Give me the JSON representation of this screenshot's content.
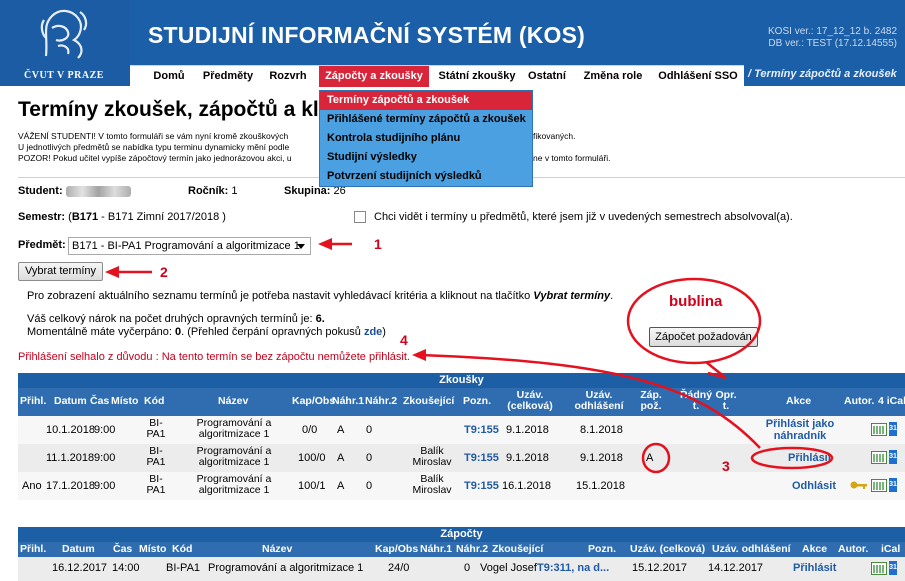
{
  "header": {
    "logo_text": "ČVUT V PRAZE",
    "app_title": "STUDIJNÍ INFORMAČNÍ SYSTÉM (KOS)",
    "version_line1": "KOSI ver.: 17_12_12 b. 2482",
    "version_line2": "DB ver.: TEST (17.12.14555)",
    "breadcrumb": "/ Termíny zápočtů a zkoušek"
  },
  "nav": {
    "items": [
      "Domů",
      "Předměty",
      "Rozvrh",
      "Zápočty a zkoušky",
      "Státní zkoušky",
      "Ostatní",
      "Změna role",
      "Odhlášení SSO"
    ]
  },
  "dropdown": {
    "items": [
      "Termíny zápočtů a zkoušek",
      "Přihlášené termíny zápočtů a zkoušek",
      "Kontrola studijního plánu",
      "Studijní výsledky",
      "Potvrzení studijních výsledků"
    ]
  },
  "page": {
    "title": "Termíny zkoušek, zápočtů a klas",
    "intro_line1": "VÁŽENÍ STUDENTI! V tomto formuláři se vám nyní kromě zkouškových",
    "intro_line2": "U jednotlivých předmětů se nabídka typu terminu dynamicky mění podle",
    "intro_line3": "POZOR! Pokud učitel vypíše zápočtový termín jako jednorázovou akci, u",
    "intro_right1": "fikovaných.",
    "intro_right3": "ne v tomto formuláři."
  },
  "student": {
    "label": "Student:",
    "rocnik_label": "Ročník:",
    "rocnik": "1",
    "skupina_label": "Skupina:",
    "skupina": "26"
  },
  "semestr": {
    "label": "Semestr:",
    "prefix": "(",
    "code": "B171",
    "rest": "- B171 Zimní 2017/2018 )",
    "checkbox_label": "Chci vidět i termíny u předmětů, které jsem již v uvedených semestrech absolvoval(a)."
  },
  "predmet": {
    "label": "Předmět:",
    "value": "B171 - BI-PA1 Programování a algoritmizace 1"
  },
  "buttons": {
    "vybrat": "Vybrat termíny",
    "bubble": "Zápočet požadován"
  },
  "info": {
    "line1_pre": "Pro zobrazení aktuálního seznamu termínů je potřeba nastavit vyhledávací kritéria a kliknout na tlačítko",
    "line1_bold": "Vybrat termíny",
    "line1_end": ".",
    "line2_pre": "Váš celkový nárok na počet druhých opravných termínů je:",
    "line2_val": "6.",
    "line3_pre": "Momentálně máte vyčerpáno:",
    "line3_val": "0",
    "line3_mid": ". (Přehled čerpání opravných pokusů",
    "line3_link": "zde",
    "line3_end": ")",
    "error": "Přihlášení selhalo z důvodu : Na tento termín se bez zápočtu nemůžete přihlásit."
  },
  "annotations": {
    "n1": "1",
    "n2": "2",
    "n3": "3",
    "n4": "4",
    "bubble_title": "bublina"
  },
  "zkousky": {
    "title": "Zkoušky",
    "headers": [
      "Přihl.",
      "Datum",
      "Čas",
      "Místo",
      "Kód",
      "Název",
      "Kap/Obs",
      "Náhr.1",
      "Náhr.2",
      "Zkoušející",
      "Pozn.",
      "Uzáv. (celková)",
      "Uzáv. odhlášení",
      "Záp. pož.",
      "Řádný t.",
      "Opr. t.",
      "Akce",
      "Autor.",
      "4 iCal"
    ],
    "rows": [
      {
        "prihl": "",
        "datum": "10.1.2018",
        "cas": "9:00",
        "kod": "BI-PA1",
        "nazev": "Programování a algoritmizace 1",
        "kap": "0/0",
        "nahr1": "A",
        "nahr2": "0",
        "zkousejici": "",
        "pozn": "T9:155",
        "uzav": "9.1.2018",
        "odhl": "8.1.2018",
        "zap": "",
        "akce": "Přihlásit jako náhradník"
      },
      {
        "prihl": "",
        "datum": "11.1.2018",
        "cas": "9:00",
        "kod": "BI-PA1",
        "nazev": "Programování a algoritmizace 1",
        "kap": "100/0",
        "nahr1": "A",
        "nahr2": "0",
        "zkousejici": "Balík Miroslav",
        "pozn": "T9:155",
        "uzav": "9.1.2018",
        "odhl": "9.1.2018",
        "zap": "A",
        "akce": "Přihlásit"
      },
      {
        "prihl": "Ano",
        "datum": "17.1.2018",
        "cas": "9:00",
        "kod": "BI-PA1",
        "nazev": "Programování a algoritmizace 1",
        "kap": "100/1",
        "nahr1": "A",
        "nahr2": "0",
        "zkousejici": "Balík Miroslav",
        "pozn": "T9:155",
        "uzav": "16.1.2018",
        "odhl": "15.1.2018",
        "zap": "",
        "akce": "Odhlásit"
      }
    ]
  },
  "zapocty": {
    "title": "Zápočty",
    "headers": [
      "Přihl.",
      "Datum",
      "Čas",
      "Místo",
      "Kód",
      "Název",
      "Kap/Obs",
      "Náhr.1",
      "Náhr.2",
      "Zkoušející",
      "Pozn.",
      "Uzáv. (celková)",
      "Uzáv. odhlášení",
      "Akce",
      "Autor.",
      "iCal"
    ],
    "rows": [
      {
        "datum": "16.12.2017",
        "cas": "14:00",
        "kod": "BI-PA1",
        "nazev": "Programování a algoritmizace 1",
        "kap": "24/0",
        "nahr2": "0",
        "zkousejici": "Vogel Josef",
        "pozn": "T9:311, na d...",
        "uzav": "15.12.2017",
        "odhl": "14.12.2017",
        "akce": "Přihlásit"
      }
    ]
  },
  "colors": {
    "brand_blue": "#1a5fa8",
    "accent_red": "#d9253a",
    "dropdown_blue": "#4aa0e0"
  }
}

WHAT TO PRODUCE:
Strip out the images, then output the records above word for word.

TASK RESPONSE:
Give me the JSON representation of this screenshot's content.
{
  "header": {
    "logo_text": "ČVUT V PRAZE",
    "app_title": "STUDIJNÍ INFORMAČNÍ SYSTÉM (KOS)",
    "version_line1": "KOSI ver.: 17_12_12 b. 2482",
    "version_line2": "DB ver.: TEST (17.12.14555)",
    "breadcrumb": "/ Termíny zápočtů a zkoušek"
  },
  "nav": {
    "items": [
      "Domů",
      "Předměty",
      "Rozvrh",
      "Zápočty a zkoušky",
      "Státní zkoušky",
      "Ostatní",
      "Změna role",
      "Odhlášení SSO"
    ]
  },
  "dropdown": {
    "items": [
      "Termíny zápočtů a zkoušek",
      "Přihlášené termíny zápočtů a zkoušek",
      "Kontrola studijního plánu",
      "Studijní výsledky",
      "Potvrzení studijních výsledků"
    ]
  },
  "page": {
    "title": "Termíny zkoušek, zápočtů a klas",
    "intro_line1": "VÁŽENÍ STUDENTI! V tomto formuláři se vám nyní kromě zkouškových",
    "intro_line2": "U jednotlivých předmětů se nabídka typu terminu dynamicky mění podle",
    "intro_line3": "POZOR! Pokud učitel vypíše zápočtový termín jako jednorázovou akci, u",
    "intro_right1": "fikovaných.",
    "intro_right3": "ne v tomto formuláři."
  },
  "student": {
    "label": "Student:",
    "rocnik_label": "Ročník:",
    "rocnik": "1",
    "skupina_label": "Skupina:",
    "skupina": "26"
  },
  "semestr": {
    "label": "Semestr:",
    "prefix": "(",
    "code": "B171",
    "rest": "- B171 Zimní 2017/2018 )",
    "checkbox_label": "Chci vidět i termíny u předmětů, které jsem již v uvedených semestrech absolvoval(a)."
  },
  "predmet": {
    "label": "Předmět:",
    "value": "B171 - BI-PA1 Programování a algoritmizace 1"
  },
  "buttons": {
    "vybrat": "Vybrat termíny",
    "bubble": "Zápočet požadován"
  },
  "info": {
    "line1_pre": "Pro zobrazení aktuálního seznamu termínů je potřeba nastavit vyhledávací kritéria a kliknout na tlačítko",
    "line1_bold": "Vybrat termíny",
    "line1_end": ".",
    "line2_pre": "Váš celkový nárok na počet druhých opravných termínů je:",
    "line2_val": "6.",
    "line3_pre": "Momentálně máte vyčerpáno:",
    "line3_val": "0",
    "line3_mid": ". (Přehled čerpání opravných pokusů",
    "line3_link": "zde",
    "line3_end": ")",
    "error": "Přihlášení selhalo z důvodu : Na tento termín se bez zápočtu nemůžete přihlásit."
  },
  "annotations": {
    "n1": "1",
    "n2": "2",
    "n3": "3",
    "n4": "4",
    "bubble_title": "bublina"
  },
  "zkousky": {
    "title": "Zkoušky",
    "headers": [
      "Přihl.",
      "Datum",
      "Čas",
      "Místo",
      "Kód",
      "Název",
      "Kap/Obs",
      "Náhr.1",
      "Náhr.2",
      "Zkoušející",
      "Pozn.",
      "Uzáv. (celková)",
      "Uzáv. odhlášení",
      "Záp. pož.",
      "Řádný t.",
      "Opr. t.",
      "Akce",
      "Autor.",
      "4 iCal"
    ],
    "rows": [
      {
        "prihl": "",
        "datum": "10.1.2018",
        "cas": "9:00",
        "kod": "BI-PA1",
        "nazev": "Programování a algoritmizace 1",
        "kap": "0/0",
        "nahr1": "A",
        "nahr2": "0",
        "zkousejici": "",
        "pozn": "T9:155",
        "uzav": "9.1.2018",
        "odhl": "8.1.2018",
        "zap": "",
        "akce": "Přihlásit jako náhradník"
      },
      {
        "prihl": "",
        "datum": "11.1.2018",
        "cas": "9:00",
        "kod": "BI-PA1",
        "nazev": "Programování a algoritmizace 1",
        "kap": "100/0",
        "nahr1": "A",
        "nahr2": "0",
        "zkousejici": "Balík Miroslav",
        "pozn": "T9:155",
        "uzav": "9.1.2018",
        "odhl": "9.1.2018",
        "zap": "A",
        "akce": "Přihlásit"
      },
      {
        "prihl": "Ano",
        "datum": "17.1.2018",
        "cas": "9:00",
        "kod": "BI-PA1",
        "nazev": "Programování a algoritmizace 1",
        "kap": "100/1",
        "nahr1": "A",
        "nahr2": "0",
        "zkousejici": "Balík Miroslav",
        "pozn": "T9:155",
        "uzav": "16.1.2018",
        "odhl": "15.1.2018",
        "zap": "",
        "akce": "Odhlásit"
      }
    ]
  },
  "zapocty": {
    "title": "Zápočty",
    "headers": [
      "Přihl.",
      "Datum",
      "Čas",
      "Místo",
      "Kód",
      "Název",
      "Kap/Obs",
      "Náhr.1",
      "Náhr.2",
      "Zkoušející",
      "Pozn.",
      "Uzáv. (celková)",
      "Uzáv. odhlášení",
      "Akce",
      "Autor.",
      "iCal"
    ],
    "rows": [
      {
        "datum": "16.12.2017",
        "cas": "14:00",
        "kod": "BI-PA1",
        "nazev": "Programování a algoritmizace 1",
        "kap": "24/0",
        "nahr2": "0",
        "zkousejici": "Vogel Josef",
        "pozn": "T9:311, na d...",
        "uzav": "15.12.2017",
        "odhl": "14.12.2017",
        "akce": "Přihlásit"
      }
    ]
  },
  "colors": {
    "brand_blue": "#1a5fa8",
    "accent_red": "#d9253a",
    "dropdown_blue": "#4aa0e0"
  }
}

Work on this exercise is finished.